**Problem statement**: Reproduce every line of the data below word for word, without changing anything.

·····

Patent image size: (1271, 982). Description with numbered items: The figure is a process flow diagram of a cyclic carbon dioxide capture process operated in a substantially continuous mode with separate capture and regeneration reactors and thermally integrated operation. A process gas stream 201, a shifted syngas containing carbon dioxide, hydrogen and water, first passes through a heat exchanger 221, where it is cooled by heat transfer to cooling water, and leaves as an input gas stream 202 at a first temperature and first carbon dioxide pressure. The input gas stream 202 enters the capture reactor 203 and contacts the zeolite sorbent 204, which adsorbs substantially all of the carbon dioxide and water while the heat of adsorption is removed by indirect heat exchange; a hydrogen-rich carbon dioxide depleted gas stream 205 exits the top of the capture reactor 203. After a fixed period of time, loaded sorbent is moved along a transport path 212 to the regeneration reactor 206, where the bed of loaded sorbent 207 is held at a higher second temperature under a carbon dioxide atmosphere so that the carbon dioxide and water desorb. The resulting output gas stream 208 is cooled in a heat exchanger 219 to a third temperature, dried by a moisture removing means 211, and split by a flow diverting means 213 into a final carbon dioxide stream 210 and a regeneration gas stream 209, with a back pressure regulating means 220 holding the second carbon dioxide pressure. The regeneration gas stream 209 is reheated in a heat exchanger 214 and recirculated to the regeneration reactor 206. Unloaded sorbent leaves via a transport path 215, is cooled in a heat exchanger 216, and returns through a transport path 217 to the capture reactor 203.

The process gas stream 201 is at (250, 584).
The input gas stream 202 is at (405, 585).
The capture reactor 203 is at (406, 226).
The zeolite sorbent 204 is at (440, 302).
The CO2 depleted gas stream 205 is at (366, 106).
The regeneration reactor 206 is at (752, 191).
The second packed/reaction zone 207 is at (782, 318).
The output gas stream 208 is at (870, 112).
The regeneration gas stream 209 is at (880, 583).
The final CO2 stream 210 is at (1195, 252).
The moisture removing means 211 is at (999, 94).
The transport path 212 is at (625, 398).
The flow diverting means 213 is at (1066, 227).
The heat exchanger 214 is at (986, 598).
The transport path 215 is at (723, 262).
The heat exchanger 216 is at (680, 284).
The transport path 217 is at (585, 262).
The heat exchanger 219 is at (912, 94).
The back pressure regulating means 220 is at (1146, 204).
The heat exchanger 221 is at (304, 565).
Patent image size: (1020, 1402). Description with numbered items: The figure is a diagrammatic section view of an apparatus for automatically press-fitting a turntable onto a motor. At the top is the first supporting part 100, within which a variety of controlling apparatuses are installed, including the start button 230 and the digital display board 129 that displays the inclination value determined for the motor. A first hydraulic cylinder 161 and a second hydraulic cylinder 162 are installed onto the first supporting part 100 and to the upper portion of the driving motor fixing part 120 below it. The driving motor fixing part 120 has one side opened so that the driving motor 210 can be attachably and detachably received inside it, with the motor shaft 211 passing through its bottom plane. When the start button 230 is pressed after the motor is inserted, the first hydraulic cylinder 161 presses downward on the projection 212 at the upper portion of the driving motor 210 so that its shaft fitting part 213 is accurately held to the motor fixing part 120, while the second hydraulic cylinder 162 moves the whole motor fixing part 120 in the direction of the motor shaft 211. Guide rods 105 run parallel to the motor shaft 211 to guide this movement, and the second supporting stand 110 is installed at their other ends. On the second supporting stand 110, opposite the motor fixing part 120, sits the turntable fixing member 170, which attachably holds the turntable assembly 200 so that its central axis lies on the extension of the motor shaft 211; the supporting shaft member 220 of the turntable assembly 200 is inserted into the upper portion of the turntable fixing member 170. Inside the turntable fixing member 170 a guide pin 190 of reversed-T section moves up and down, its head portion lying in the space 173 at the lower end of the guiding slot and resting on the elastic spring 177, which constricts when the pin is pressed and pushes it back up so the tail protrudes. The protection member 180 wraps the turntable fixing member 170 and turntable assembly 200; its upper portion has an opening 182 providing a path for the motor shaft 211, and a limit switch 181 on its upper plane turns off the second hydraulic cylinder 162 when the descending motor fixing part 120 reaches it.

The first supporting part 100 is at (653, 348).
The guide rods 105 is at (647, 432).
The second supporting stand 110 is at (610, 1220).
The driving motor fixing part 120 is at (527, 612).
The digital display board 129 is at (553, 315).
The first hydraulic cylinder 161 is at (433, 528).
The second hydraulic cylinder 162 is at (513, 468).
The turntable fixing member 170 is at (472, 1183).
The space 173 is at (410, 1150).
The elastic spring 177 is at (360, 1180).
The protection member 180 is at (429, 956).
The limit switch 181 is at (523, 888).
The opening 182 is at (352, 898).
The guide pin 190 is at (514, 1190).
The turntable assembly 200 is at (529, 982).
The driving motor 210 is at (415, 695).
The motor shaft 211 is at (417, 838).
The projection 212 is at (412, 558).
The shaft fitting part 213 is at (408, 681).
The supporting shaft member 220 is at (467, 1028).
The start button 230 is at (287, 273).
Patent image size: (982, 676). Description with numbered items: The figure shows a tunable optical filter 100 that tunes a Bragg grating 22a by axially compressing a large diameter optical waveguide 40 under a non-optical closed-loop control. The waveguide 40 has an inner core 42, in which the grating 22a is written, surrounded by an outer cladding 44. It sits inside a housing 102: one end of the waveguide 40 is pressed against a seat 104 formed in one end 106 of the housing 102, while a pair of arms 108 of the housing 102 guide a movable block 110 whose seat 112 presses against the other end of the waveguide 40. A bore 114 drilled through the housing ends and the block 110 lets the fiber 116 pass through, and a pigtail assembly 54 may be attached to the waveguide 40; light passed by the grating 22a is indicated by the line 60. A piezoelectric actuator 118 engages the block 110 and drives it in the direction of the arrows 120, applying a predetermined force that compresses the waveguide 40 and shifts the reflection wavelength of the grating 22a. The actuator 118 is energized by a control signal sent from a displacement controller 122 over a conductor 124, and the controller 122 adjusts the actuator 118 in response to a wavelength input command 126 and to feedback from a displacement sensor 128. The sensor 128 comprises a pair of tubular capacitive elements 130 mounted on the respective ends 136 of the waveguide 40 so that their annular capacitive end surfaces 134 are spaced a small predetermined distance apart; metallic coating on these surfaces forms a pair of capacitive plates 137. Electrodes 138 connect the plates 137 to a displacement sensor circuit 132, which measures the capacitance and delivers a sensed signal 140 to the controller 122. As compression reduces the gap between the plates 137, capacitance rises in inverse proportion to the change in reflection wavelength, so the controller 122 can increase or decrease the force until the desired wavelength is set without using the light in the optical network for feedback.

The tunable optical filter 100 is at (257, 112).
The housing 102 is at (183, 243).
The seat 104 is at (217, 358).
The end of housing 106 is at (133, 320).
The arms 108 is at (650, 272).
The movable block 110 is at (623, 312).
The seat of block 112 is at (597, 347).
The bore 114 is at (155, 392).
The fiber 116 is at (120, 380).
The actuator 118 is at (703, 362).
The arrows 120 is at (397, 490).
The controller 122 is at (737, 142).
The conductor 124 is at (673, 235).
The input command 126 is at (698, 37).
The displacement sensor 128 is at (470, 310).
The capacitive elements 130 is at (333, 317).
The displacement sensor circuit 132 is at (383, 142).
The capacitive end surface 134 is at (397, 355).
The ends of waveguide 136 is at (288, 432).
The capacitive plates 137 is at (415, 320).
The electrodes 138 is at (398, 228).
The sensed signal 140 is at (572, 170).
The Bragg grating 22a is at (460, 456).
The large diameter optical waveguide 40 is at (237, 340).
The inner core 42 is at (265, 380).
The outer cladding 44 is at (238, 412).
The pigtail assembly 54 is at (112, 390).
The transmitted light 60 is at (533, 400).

·····

**Answer to the exercise**:
Patent image size: (1271, 982). Description with numbered items: The figure is a process flow diagram of a cyclic carbon dioxide capture process operated in a substantially continuous mode with separate capture and regeneration reactors and thermally integrated operation. A process gas stream 201, a shifted syngas containing carbon dioxide, hydrogen and water, first passes through a heat exchanger 221, where it is cooled by heat transfer to cooling water, and leaves as an input gas stream 202 at a first temperature and first carbon dioxide pressure. The input gas stream 202 enters the capture reactor 203 and contacts the zeolite sorbent 204, which adsorbs substantially all of the carbon dioxide and water while the heat of adsorption is removed by indirect heat exchange; a hydrogen-rich carbon dioxide depleted gas stream 205 exits the top of the capture reactor 203. After a fixed period of time, loaded sorbent is moved along a transport path 212 to the regeneration reactor 206, where the bed of loaded sorbent 207 is held at a higher second temperature under a carbon dioxide atmosphere so that the carbon dioxide and water desorb. The resulting output gas stream 208 is cooled in a heat exchanger 219 to a third temperature, dried by a moisture removing means 211, and split by a flow diverting means 213 into a final carbon dioxide stream 210 and a regeneration gas stream 209, with a back pressure regulating means 220 holding the second carbon dioxide pressure. The regeneration gas stream 209 is reheated in a heat exchanger 214 and recirculated to the regeneration reactor 206. Unloaded sorbent leaves via a transport path 215, is cooled in a heat exchanger 216, and returns through a transport path 217 to the capture reactor 203.

The process gas stream 201 is at (250, 584).
The input gas stream 202 is at (405, 585).
The capture reactor 203 is at (406, 226).
The zeolite sorbent 204 is at (440, 302).
The CO2 depleted gas stream 205 is at (366, 106).
The regeneration reactor 206 is at (752, 191).
The second packed/reaction zone 207 is at (782, 318).
The output gas stream 208 is at (870, 112).
The regeneration gas stream 209 is at (880, 583).
The final CO2 stream 210 is at (1195, 252).
The moisture removing means 211 is at (999, 94).
The transport path 212 is at (625, 398).
The flow diverting means 213 is at (1066, 227).
The heat exchanger 214 is at (986, 598).
The transport path 215 is at (723, 262).
The heat exchanger 216 is at (680, 284).
The transport path 217 is at (585, 262).
The heat exchanger 219 is at (912, 94).
The back pressure regulating means 220 is at (1146, 204).
The heat exchanger 221 is at (304, 565).
Patent image size: (1020, 1402). Description with numbered items: The figure is a diagrammatic section view of an apparatus for automatically press-fitting a turntable onto a motor. At the top is the first supporting part 100, within which a variety of controlling apparatuses are installed, including the start button 230 and the digital display board 129 that displays the inclination value determined for the motor. A first hydraulic cylinder 161 and a second hydraulic cylinder 162 are installed onto the first supporting part 100 and to the upper portion of the driving motor fixing part 120 below it. The driving motor fixing part 120 has one side opened so that the driving motor 210 can be attachably and detachably received inside it, with the motor shaft 211 passing through its bottom plane. When the start button 230 is pressed after the motor is inserted, the first hydraulic cylinder 161 presses downward on the projection 212 at the upper portion of the driving motor 210 so that its shaft fitting part 213 is accurately held to the motor fixing part 120, while the second hydraulic cylinder 162 moves the whole motor fixing part 120 in the direction of the motor shaft 211. Guide rods 105 run parallel to the motor shaft 211 to guide this movement, and the second supporting stand 110 is installed at their other ends. On the second supporting stand 110, opposite the motor fixing part 120, sits the turntable fixing member 170, which attachably holds the turntable assembly 200 so that its central axis lies on the extension of the motor shaft 211; the supporting shaft member 220 of the turntable assembly 200 is inserted into the upper portion of the turntable fixing member 170. Inside the turntable fixing member 170 a guide pin 190 of reversed-T section moves up and down, its head portion lying in the space 173 at the lower end of the guiding slot and resting on the elastic spring 177, which constricts when the pin is pressed and pushes it back up so the tail protrudes. The protection member 180 wraps the turntable fixing member 170 and turntable assembly 200; its upper portion has an opening 182 providing a path for the motor shaft 211, and a limit switch 181 on its upper plane turns off the second hydraulic cylinder 162 when the descending motor fixing part 120 reaches it.

The first supporting part 100 is at (653, 348).
The guide rods 105 is at (647, 432).
The second supporting stand 110 is at (610, 1220).
The driving motor fixing part 120 is at (527, 612).
The digital display board 129 is at (553, 315).
The first hydraulic cylinder 161 is at (433, 528).
The second hydraulic cylinder 162 is at (513, 468).
The turntable fixing member 170 is at (472, 1183).
The space 173 is at (410, 1150).
The elastic spring 177 is at (360, 1180).
The protection member 180 is at (429, 956).
The limit switch 181 is at (523, 888).
The opening 182 is at (352, 898).
The guide pin 190 is at (514, 1190).
The turntable assembly 200 is at (529, 982).
The driving motor 210 is at (415, 695).
The motor shaft 211 is at (417, 838).
The projection 212 is at (412, 558).
The shaft fitting part 213 is at (408, 681).
The supporting shaft member 220 is at (467, 1028).
The start button 230 is at (287, 273).
Patent image size: (982, 676). Description with numbered items: The figure shows a tunable optical filter 100 that tunes a Bragg grating 22a by axially compressing a large diameter optical waveguide 40 under a non-optical closed-loop control. The waveguide 40 has an inner core 42, in which the grating 22a is written, surrounded by an outer cladding 44. It sits inside a housing 102: one end of the waveguide 40 is pressed against a seat 104 formed in one end 106 of the housing 102, while a pair of arms 108 of the housing 102 guide a movable block 110 whose seat 112 presses against the other end of the waveguide 40. A bore 114 drilled through the housing ends and the block 110 lets the fiber 116 pass through, and a pigtail assembly 54 may be attached to the waveguide 40; light passed by the grating 22a is indicated by the line 60. A piezoelectric actuator 118 engages the block 110 and drives it in the direction of the arrows 120, applying a predetermined force that compresses the waveguide 40 and shifts the reflection wavelength of the grating 22a. The actuator 118 is energized by a control signal sent from a displacement controller 122 over a conductor 124, and the controller 122 adjusts the actuator 118 in response to a wavelength input command 126 and to feedback from a displacement sensor 128. The sensor 128 comprises a pair of tubular capacitive elements 130 mounted on the respective ends 136 of the waveguide 40 so that their annular capacitive end surfaces 134 are spaced a small predetermined distance apart; metallic coating on these surfaces forms a pair of capacitive plates 137. Electrodes 138 connect the plates 137 to a displacement sensor circuit 132, which measures the capacitance and delivers a sensed signal 140 to the controller 122. As compression reduces the gap between the plates 137, capacitance rises in inverse proportion to the change in reflection wavelength, so the controller 122 can increase or decrease the force until the desired wavelength is set without using the light in the optical network for feedback.

The tunable optical filter 100 is at (257, 112).
The housing 102 is at (183, 243).
The seat 104 is at (217, 358).
The end of housing 106 is at (133, 320).
The arms 108 is at (650, 272).
The movable block 110 is at (623, 312).
The seat of block 112 is at (597, 347).
The bore 114 is at (155, 392).
The fiber 116 is at (120, 380).
The actuator 118 is at (703, 362).
The arrows 120 is at (397, 490).
The controller 122 is at (737, 142).
The conductor 124 is at (673, 235).
The input command 126 is at (698, 37).
The displacement sensor 128 is at (470, 310).
The capacitive elements 130 is at (333, 317).
The displacement sensor circuit 132 is at (383, 142).
The capacitive end surface 134 is at (397, 355).
The ends of waveguide 136 is at (288, 432).
The capacitive plates 137 is at (415, 320).
The electrodes 138 is at (398, 228).
The sensed signal 140 is at (572, 170).
The Bragg grating 22a is at (460, 456).
The large diameter optical waveguide 40 is at (237, 340).
The inner core 42 is at (265, 380).
The outer cladding 44 is at (238, 412).
The pigtail assembly 54 is at (112, 390).
The transmitted light 60 is at (533, 400).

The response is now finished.